:: Exercise details ::
Could you duplicate the part of the post about the offline fashion gallery app from "So that for" to "I tested that.", word for word?

=== Text shown ===

I will not go deep into the discovery and analysis of the complexities and how I unfruitfully tried solving those problems with the use of RealmDb , Sqlite and AsyncStorage. I will go straight to the eventual simplification of these complexities.

I will like to mention that there are actually a lot of other similar Fashion Gallery Apps already.

So you might ask,

Then why did you build yet another one?.

Well, here is my response

I wanted to create one that had what the users of such apps really wanted: offline Storage , which subsequently helps to limit Data Expenses that occur when you have to always download the images each time you open the app.

Here is the Breakdown

  • I created A Node Server, that housed these images and the code that aids their retrieval. This server will feed the app with these images when the app gets installed and initialzed as it is somewhat wrong, unconventional and "rude" to add 400 images (about 146 mb) to an APK . More so, it will be very much unnecessary to launch a new version of app simply becuase I need to add new images. This helps make the app lighter to download and makes image updates easier without releasing new version.

  • When the user downloads the app and launches it, it connects to the nodejs server , to download an Object file ( imageDict )that shows the details of this images including their names and path details on same server.

  • Then it downloads this object file to the device filesystem, this file is about 1kb, so it feels light and appropriate to do that.

  • After that is done, a function called fetchAndSave() runs through this object file and uses the details present to download these images to the user's device using rn-fetch-blob to fetch the files from the remote server , then subsequently using rn-fetch-blob again to save each image as a local file. Note: Before each image is called, it checks if image already exist locally to avoid unnecessary overwriting.

Here is a twist, before fetchAndSave() is called, the app actually starts and the gallery opens. This seems inappropriate becuase you might wonder , if you have not saved , what are you going to display in the gallery but its actually the best feature of the app, in my opinion.

Let me explain.

Each Picture Container has a dynamic URI that can either be local or remote. If the image is available offline, the uri becomes an base64 encoded version of the offline image, otherwise the uri is a remote url that fetches the image from the remote server, while the loader gif keeps the viewer in wait.


So that for the life time of using the app, you only have to wait for the each image to load remotely once, every susbequent view of an image will be local and let's not forget fetchAndSave is already loading meaning at least 60% of the images would have been offline before you get to them even if you internet is only modest in speed. I tested that.

More so, if you abruptly turn off your internet , and close the app, fetchAndSave() will not download an image twice when it runs again on a consequent app launch. So, it is very easy to tell the user the exact amount of data he or she will have to expend during the lifetime of the app usage. For now, it is 146mb, which is roughly, the exact size of all the images and object file which acts as the manifest.

All though, I try to keep the user a bit on a prepatory image loading screen before the gallery opens , this is to avoid bad user experience when the user's internet is pretty bad or turned off , in which case, the user is made aware to Please turn the internet on.

=== The data ===

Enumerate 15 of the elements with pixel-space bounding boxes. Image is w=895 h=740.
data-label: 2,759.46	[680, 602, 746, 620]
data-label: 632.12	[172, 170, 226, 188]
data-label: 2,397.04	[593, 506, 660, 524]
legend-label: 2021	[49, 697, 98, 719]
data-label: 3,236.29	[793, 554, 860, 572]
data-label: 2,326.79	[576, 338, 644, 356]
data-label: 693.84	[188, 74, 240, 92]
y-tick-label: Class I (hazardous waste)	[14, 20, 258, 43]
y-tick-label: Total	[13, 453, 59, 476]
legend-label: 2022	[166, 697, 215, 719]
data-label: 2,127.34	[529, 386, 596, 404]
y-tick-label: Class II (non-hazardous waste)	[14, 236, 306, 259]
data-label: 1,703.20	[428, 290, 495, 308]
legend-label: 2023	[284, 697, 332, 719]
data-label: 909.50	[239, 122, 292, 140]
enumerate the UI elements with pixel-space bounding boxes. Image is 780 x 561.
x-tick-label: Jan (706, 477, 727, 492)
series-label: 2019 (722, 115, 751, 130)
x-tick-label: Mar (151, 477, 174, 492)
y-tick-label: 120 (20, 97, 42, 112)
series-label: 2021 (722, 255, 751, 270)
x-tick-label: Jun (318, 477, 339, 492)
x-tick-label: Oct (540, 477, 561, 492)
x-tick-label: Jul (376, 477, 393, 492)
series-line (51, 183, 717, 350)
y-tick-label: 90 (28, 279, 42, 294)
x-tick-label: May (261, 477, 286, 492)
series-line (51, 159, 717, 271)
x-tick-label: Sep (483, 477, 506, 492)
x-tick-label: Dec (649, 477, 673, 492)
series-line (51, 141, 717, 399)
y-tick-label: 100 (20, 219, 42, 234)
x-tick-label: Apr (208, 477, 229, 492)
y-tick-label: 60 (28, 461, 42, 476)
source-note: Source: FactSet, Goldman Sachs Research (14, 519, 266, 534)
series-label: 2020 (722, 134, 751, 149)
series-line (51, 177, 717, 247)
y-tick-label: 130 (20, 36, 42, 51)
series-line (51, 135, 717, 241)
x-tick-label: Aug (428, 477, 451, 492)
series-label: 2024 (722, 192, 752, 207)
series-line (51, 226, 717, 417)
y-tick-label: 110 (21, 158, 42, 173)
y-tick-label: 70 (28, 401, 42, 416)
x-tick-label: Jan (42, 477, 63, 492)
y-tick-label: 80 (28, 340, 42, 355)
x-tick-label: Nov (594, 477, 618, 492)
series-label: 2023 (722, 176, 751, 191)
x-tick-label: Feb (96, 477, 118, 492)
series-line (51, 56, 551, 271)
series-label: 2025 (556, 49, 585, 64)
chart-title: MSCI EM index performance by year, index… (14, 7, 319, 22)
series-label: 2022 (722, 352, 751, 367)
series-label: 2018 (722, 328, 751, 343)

===

:: Exercise answer ::
So that for the life time of using the app, you only have to wait for the each image to load remotely once, every susbequent view of an image will be local and let's not forget fetchAndSave is already loading meaning at least 60% of the images would have been offline before you get to them even if you internet is only modest in speed. I tested that.